> _Task prompt_: Print the listing below exactly.

> _Dataset records_:

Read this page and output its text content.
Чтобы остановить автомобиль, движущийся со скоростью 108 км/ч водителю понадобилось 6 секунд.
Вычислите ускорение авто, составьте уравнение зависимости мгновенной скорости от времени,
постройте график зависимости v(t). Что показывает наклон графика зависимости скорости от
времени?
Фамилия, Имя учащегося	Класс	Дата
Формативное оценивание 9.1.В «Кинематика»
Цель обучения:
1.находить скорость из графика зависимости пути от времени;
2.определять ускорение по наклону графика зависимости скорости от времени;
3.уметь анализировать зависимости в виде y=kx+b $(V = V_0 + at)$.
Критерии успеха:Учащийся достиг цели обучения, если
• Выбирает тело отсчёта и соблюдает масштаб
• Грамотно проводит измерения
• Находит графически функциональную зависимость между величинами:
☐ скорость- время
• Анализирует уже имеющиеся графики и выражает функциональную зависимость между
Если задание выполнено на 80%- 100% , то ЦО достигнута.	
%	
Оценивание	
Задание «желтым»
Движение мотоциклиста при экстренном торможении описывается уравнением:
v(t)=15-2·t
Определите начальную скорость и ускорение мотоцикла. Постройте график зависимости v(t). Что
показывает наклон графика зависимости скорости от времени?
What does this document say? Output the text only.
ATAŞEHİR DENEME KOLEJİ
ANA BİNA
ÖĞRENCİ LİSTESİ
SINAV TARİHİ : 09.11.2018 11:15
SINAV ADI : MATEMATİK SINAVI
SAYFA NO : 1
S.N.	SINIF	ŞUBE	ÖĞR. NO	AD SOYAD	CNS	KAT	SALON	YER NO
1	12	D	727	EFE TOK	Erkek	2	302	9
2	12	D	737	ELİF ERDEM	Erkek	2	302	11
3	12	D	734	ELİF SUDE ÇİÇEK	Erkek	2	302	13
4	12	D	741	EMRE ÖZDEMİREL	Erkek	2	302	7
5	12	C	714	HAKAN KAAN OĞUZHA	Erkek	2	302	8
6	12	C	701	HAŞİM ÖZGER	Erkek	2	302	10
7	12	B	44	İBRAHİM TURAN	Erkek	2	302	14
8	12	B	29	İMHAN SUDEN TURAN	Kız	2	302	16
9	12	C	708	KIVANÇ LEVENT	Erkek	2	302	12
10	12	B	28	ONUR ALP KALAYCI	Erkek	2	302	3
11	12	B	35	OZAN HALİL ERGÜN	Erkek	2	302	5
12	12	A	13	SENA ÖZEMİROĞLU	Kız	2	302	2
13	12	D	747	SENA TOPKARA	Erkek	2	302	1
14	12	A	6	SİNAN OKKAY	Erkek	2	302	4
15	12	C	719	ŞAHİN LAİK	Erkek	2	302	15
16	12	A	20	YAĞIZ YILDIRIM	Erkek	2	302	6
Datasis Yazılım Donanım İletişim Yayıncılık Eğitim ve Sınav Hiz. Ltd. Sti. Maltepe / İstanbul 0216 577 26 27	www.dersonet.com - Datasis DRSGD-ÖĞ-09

> _Exercise output_:
Read this page and output its text content.
Чтобы остановить автомобиль, движущийся со скоростью 108 км/ч водителю понадобилось 6 секунд.
Вычислите ускорение авто, составьте уравнение зависимости мгновенной скорости от времени,
постройте график зависимости v(t). Что показывает наклон графика зависимости скорости от
времени?
Фамилия, Имя учащегося	Класс	Дата
Формативное оценивание 9.1.В «Кинематика»
Цель обучения:
1.находить скорость из графика зависимости пути от времени;
2.определять ускорение по наклону графика зависимости скорости от времени;
3.уметь анализировать зависимости в виде y=kx+b $(V = V_0 + at)$.
Критерии успеха:Учащийся достиг цели обучения, если
• Выбирает тело отсчёта и соблюдает масштаб
• Грамотно проводит измерения
• Находит графически функциональную зависимость между величинами:
☐ скорость- время
• Анализирует уже имеющиеся графики и выражает функциональную зависимость между
Если задание выполнено на 80%- 100% , то ЦО достигнута.	
%	
Оценивание	
Задание «желтым»
Движение мотоциклиста при экстренном торможении описывается уравнением:
v(t)=15-2·t
Определите начальную скорость и ускорение мотоцикла. Постройте график зависимости v(t). Что
показывает наклон графика зависимости скорости от времени?
What does this document say? Output the text only.
ATAŞEHİR DENEME KOLEJİ
ANA BİNA
ÖĞRENCİ LİSTESİ
SINAV TARİHİ : 09.11.2018 11:15
SINAV ADI : MATEMATİK SINAVI
SAYFA NO : 1
S.N.	SINIF	ŞUBE	ÖĞR. NO	AD SOYAD	CNS	KAT	SALON	YER NO
1	12	D	727	EFE TOK	Erkek	2	302	9
2	12	D	737	ELİF ERDEM	Erkek	2	302	11
3	12	D	734	ELİF SUDE ÇİÇEK	Erkek	2	302	13
4	12	D	741	EMRE ÖZDEMİREL	Erkek	2	302	7
5	12	C	714	HAKAN KAAN OĞUZHA	Erkek	2	302	8
6	12	C	701	HAŞİM ÖZGER	Erkek	2	302	10
7	12	B	44	İBRAHİM TURAN	Erkek	2	302	14
8	12	B	29	İMHAN SUDEN TURAN	Kız	2	302	16
9	12	C	708	KIVANÇ LEVENT	Erkek	2	302	12
10	12	B	28	ONUR ALP KALAYCI	Erkek	2	302	3
11	12	B	35	OZAN HALİL ERGÜN	Erkek	2	302	5
12	12	A	13	SENA ÖZEMİROĞLU	Kız	2	302	2
13	12	D	747	SENA TOPKARA	Erkek	2	302	1
14	12	A	6	SİNAN OKKAY	Erkek	2	302	4
15	12	C	719	ŞAHİN LAİK	Erkek	2	302	15
16	12	A	20	YAĞIZ YILDIRIM	Erkek	2	302	6
Datasis Yazılım Donanım İletişim Yayıncılık Eğitim ve Sınav Hiz. Ltd. Sti. Maltepe / İstanbul 0216 577 26 27	www.dersonet.com - Datasis DRSGD-ÖĞ-09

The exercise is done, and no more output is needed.